(Collected data entries)
□ □ □ □ □
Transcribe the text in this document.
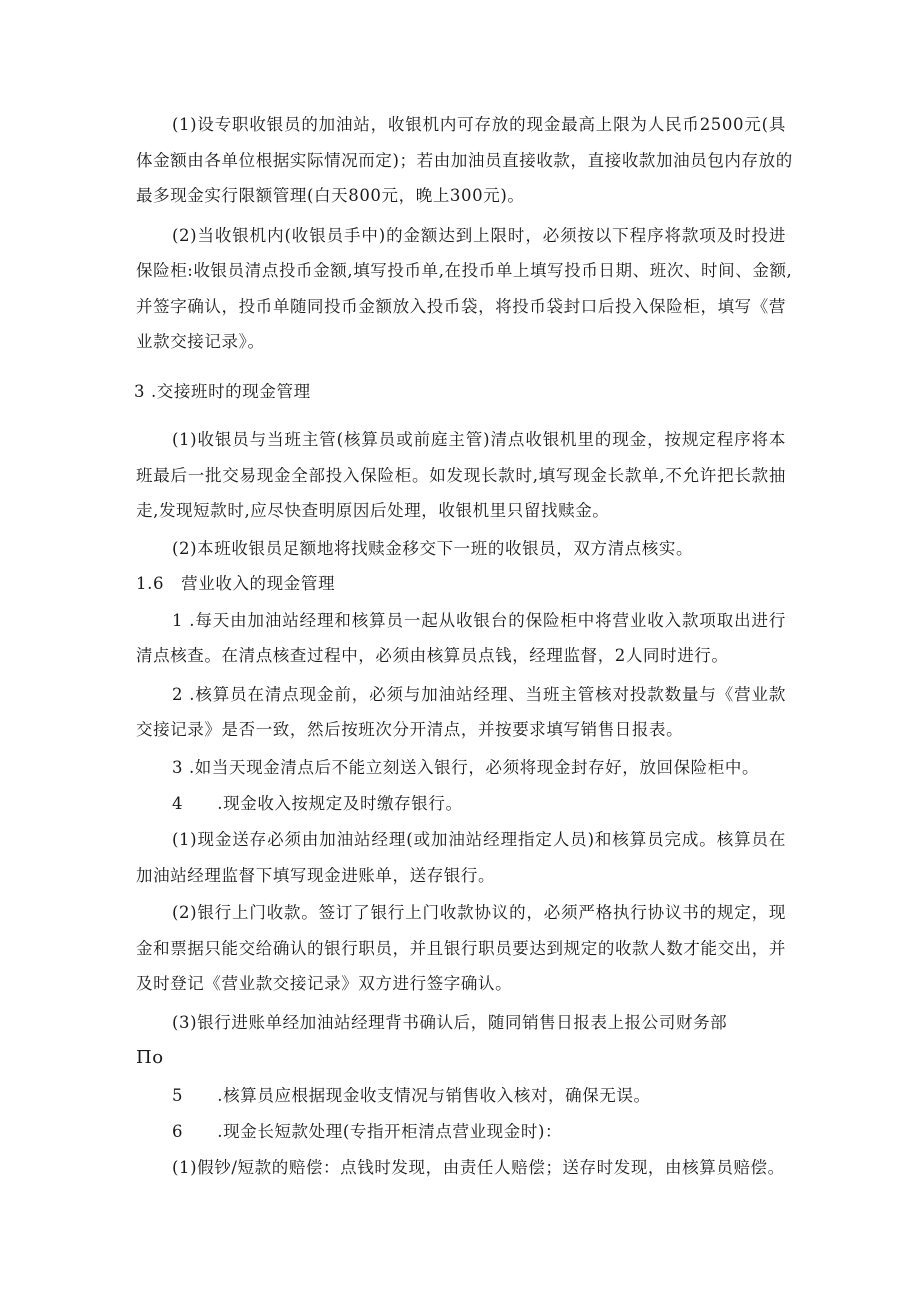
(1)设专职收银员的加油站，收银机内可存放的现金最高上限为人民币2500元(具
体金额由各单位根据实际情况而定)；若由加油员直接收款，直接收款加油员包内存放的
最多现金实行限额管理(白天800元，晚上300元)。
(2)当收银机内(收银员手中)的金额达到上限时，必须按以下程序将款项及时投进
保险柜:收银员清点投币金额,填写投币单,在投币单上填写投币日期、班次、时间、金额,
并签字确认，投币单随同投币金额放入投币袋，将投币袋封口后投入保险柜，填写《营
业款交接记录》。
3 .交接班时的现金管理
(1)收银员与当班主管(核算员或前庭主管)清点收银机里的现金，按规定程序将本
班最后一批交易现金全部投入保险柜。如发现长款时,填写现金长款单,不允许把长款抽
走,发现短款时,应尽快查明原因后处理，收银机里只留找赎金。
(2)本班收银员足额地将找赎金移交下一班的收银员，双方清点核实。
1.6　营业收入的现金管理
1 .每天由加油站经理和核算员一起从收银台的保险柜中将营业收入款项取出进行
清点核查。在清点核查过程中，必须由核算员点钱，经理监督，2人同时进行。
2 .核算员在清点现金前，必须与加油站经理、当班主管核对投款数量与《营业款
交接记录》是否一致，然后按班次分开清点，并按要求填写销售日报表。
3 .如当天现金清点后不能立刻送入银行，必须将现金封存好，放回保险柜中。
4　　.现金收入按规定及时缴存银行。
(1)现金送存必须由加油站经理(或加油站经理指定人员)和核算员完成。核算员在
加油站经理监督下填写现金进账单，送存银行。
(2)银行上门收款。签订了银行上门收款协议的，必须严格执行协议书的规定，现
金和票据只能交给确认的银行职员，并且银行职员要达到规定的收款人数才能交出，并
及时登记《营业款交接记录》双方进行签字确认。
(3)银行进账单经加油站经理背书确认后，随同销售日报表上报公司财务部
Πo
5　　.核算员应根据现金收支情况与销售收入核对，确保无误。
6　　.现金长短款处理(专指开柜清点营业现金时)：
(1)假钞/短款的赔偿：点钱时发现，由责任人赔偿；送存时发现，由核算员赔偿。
□ □ □ □ □
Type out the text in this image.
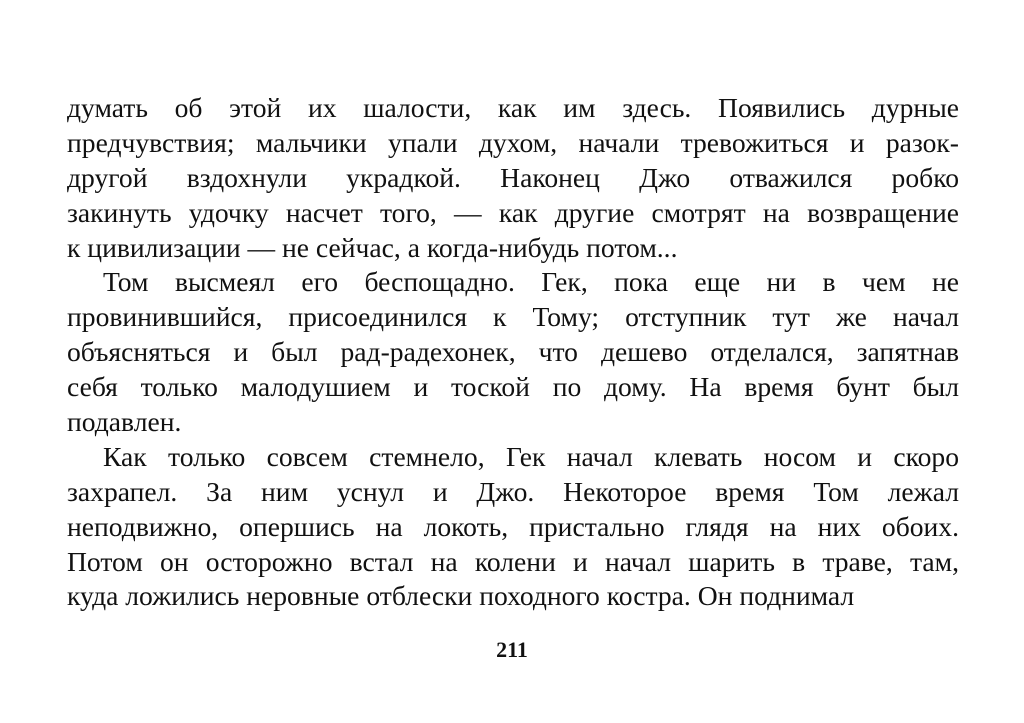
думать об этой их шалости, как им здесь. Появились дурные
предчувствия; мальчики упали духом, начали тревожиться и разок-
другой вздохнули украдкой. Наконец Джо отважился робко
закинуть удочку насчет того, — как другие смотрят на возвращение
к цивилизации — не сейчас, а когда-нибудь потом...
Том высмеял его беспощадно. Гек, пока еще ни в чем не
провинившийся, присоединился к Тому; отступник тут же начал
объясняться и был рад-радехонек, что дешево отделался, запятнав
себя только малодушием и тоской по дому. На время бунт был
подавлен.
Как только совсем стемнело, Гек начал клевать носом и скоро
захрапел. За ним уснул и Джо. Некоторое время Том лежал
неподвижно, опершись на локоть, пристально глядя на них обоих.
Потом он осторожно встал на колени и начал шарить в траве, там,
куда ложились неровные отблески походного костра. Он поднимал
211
□ □ □ □ □
▶ [What the exercise asks]:
Extract from the data every line where "this" shows up.

▶ [Reply]:
Transcribe the text in this document.
Type out the text in this image.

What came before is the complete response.